▶ _Records about charts and figures_
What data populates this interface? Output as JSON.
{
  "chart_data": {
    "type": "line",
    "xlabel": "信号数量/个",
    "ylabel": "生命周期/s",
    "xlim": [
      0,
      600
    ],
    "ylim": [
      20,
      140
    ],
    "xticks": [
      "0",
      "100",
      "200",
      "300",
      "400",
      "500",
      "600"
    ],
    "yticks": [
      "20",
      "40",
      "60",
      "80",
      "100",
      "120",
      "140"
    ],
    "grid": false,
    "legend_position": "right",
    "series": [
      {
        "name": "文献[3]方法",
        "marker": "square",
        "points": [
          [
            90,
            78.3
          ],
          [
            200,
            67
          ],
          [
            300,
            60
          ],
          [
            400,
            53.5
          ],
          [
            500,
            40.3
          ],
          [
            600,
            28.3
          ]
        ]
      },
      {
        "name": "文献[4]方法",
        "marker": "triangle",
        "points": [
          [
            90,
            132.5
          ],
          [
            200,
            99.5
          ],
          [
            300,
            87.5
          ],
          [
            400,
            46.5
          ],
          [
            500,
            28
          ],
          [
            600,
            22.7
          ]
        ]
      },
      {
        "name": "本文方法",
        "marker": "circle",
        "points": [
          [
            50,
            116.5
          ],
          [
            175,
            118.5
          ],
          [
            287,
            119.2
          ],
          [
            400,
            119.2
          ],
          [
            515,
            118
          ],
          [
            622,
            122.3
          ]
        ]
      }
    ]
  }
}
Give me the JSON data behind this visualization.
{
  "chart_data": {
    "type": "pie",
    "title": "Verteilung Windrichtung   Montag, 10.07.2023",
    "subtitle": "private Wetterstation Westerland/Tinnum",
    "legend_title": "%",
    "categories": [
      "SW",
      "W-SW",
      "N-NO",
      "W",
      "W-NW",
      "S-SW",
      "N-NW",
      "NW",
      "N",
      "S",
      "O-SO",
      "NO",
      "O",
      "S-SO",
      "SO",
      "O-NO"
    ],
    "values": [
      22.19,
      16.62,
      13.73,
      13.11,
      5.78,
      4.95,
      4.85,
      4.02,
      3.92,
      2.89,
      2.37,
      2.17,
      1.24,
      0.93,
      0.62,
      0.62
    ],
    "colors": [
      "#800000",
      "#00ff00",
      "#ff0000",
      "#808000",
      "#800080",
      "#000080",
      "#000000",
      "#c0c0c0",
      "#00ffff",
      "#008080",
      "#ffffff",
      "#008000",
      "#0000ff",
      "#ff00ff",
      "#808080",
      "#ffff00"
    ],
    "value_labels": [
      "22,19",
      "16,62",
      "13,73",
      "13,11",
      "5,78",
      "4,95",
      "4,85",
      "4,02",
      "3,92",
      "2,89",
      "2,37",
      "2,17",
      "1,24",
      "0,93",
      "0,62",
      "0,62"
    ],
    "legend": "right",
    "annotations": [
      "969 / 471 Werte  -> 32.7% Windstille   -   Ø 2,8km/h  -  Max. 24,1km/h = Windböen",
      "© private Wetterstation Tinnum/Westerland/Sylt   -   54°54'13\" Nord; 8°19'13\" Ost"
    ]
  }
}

▶ _PROBLEM DESCRIPTION_
Every record above should be output exactly.

▶ _CORRECT OUTPUT_
What data populates this interface? Output as JSON.
{
  "chart_data": {
    "type": "line",
    "xlabel": "信号数量/个",
    "ylabel": "生命周期/s",
    "xlim": [
      0,
      600
    ],
    "ylim": [
      20,
      140
    ],
    "xticks": [
      "0",
      "100",
      "200",
      "300",
      "400",
      "500",
      "600"
    ],
    "yticks": [
      "20",
      "40",
      "60",
      "80",
      "100",
      "120",
      "140"
    ],
    "grid": false,
    "legend_position": "right",
    "series": [
      {
        "name": "文献[3]方法",
        "marker": "square",
        "points": [
          [
            90,
            78.3
          ],
          [
            200,
            67
          ],
          [
            300,
            60
          ],
          [
            400,
            53.5
          ],
          [
            500,
            40.3
          ],
          [
            600,
            28.3
          ]
        ]
      },
      {
        "name": "文献[4]方法",
        "marker": "triangle",
        "points": [
          [
            90,
            132.5
          ],
          [
            200,
            99.5
          ],
          [
            300,
            87.5
          ],
          [
            400,
            46.5
          ],
          [
            500,
            28
          ],
          [
            600,
            22.7
          ]
        ]
      },
      {
        "name": "本文方法",
        "marker": "circle",
        "points": [
          [
            50,
            116.5
          ],
          [
            175,
            118.5
          ],
          [
            287,
            119.2
          ],
          [
            400,
            119.2
          ],
          [
            515,
            118
          ],
          [
            622,
            122.3
          ]
        ]
      }
    ]
  }
}
Give me the JSON data behind this visualization.
{
  "chart_data": {
    "type": "pie",
    "title": "Verteilung Windrichtung   Montag, 10.07.2023",
    "subtitle": "private Wetterstation Westerland/Tinnum",
    "legend_title": "%",
    "categories": [
      "SW",
      "W-SW",
      "N-NO",
      "W",
      "W-NW",
      "S-SW",
      "N-NW",
      "NW",
      "N",
      "S",
      "O-SO",
      "NO",
      "O",
      "S-SO",
      "SO",
      "O-NO"
    ],
    "values": [
      22.19,
      16.62,
      13.73,
      13.11,
      5.78,
      4.95,
      4.85,
      4.02,
      3.92,
      2.89,
      2.37,
      2.17,
      1.24,
      0.93,
      0.62,
      0.62
    ],
    "colors": [
      "#800000",
      "#00ff00",
      "#ff0000",
      "#808000",
      "#800080",
      "#000080",
      "#000000",
      "#c0c0c0",
      "#00ffff",
      "#008080",
      "#ffffff",
      "#008000",
      "#0000ff",
      "#ff00ff",
      "#808080",
      "#ffff00"
    ],
    "value_labels": [
      "22,19",
      "16,62",
      "13,73",
      "13,11",
      "5,78",
      "4,95",
      "4,85",
      "4,02",
      "3,92",
      "2,89",
      "2,37",
      "2,17",
      "1,24",
      "0,93",
      "0,62",
      "0,62"
    ],
    "legend": "right",
    "annotations": [
      "969 / 471 Werte  -> 32.7% Windstille   -   Ø 2,8km/h  -  Max. 24,1km/h = Windböen",
      "© private Wetterstation Tinnum/Westerland/Sylt   -   54°54'13\" Nord; 8°19'13\" Ost"
    ]
  }
}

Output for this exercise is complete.